Directions for this task: Transcribe the records word for word, leaving nothing out.

Entries from a page text collection
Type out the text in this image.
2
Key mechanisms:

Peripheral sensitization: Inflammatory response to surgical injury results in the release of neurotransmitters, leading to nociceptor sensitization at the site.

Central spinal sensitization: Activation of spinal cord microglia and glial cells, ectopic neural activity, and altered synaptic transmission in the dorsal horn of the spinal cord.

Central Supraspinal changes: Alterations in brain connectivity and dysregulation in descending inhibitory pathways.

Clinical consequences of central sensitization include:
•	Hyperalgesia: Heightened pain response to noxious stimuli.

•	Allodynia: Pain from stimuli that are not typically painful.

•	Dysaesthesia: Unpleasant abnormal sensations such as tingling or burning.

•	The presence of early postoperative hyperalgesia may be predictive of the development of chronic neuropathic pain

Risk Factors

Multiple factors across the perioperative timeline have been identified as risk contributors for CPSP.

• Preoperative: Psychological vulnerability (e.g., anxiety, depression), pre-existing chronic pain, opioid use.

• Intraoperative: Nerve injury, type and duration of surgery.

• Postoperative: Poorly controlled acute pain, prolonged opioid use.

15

Answer box:
Type out the text in this image.
2
Key mechanisms:

Peripheral sensitization: Inflammatory response to surgical injury results in the release of neurotransmitters, leading to nociceptor sensitization at the site.

Central spinal sensitization: Activation of spinal cord microglia and glial cells, ectopic neural activity, and altered synaptic transmission in the dorsal horn of the spinal cord.

Central Supraspinal changes: Alterations in brain connectivity and dysregulation in descending inhibitory pathways.

Clinical consequences of central sensitization include:
•	Hyperalgesia: Heightened pain response to noxious stimuli.

•	Allodynia: Pain from stimuli that are not typically painful.

•	Dysaesthesia: Unpleasant abnormal sensations such as tingling or burning.

•	The presence of early postoperative hyperalgesia may be predictive of the development of chronic neuropathic pain

Risk Factors

Multiple factors across the perioperative timeline have been identified as risk contributors for CPSP.

• Preoperative: Psychological vulnerability (e.g., anxiety, depression), pre-existing chronic pain, opioid use.

• Intraoperative: Nerve injury, type and duration of surgery.

• Postoperative: Poorly controlled acute pain, prolonged opioid use.

15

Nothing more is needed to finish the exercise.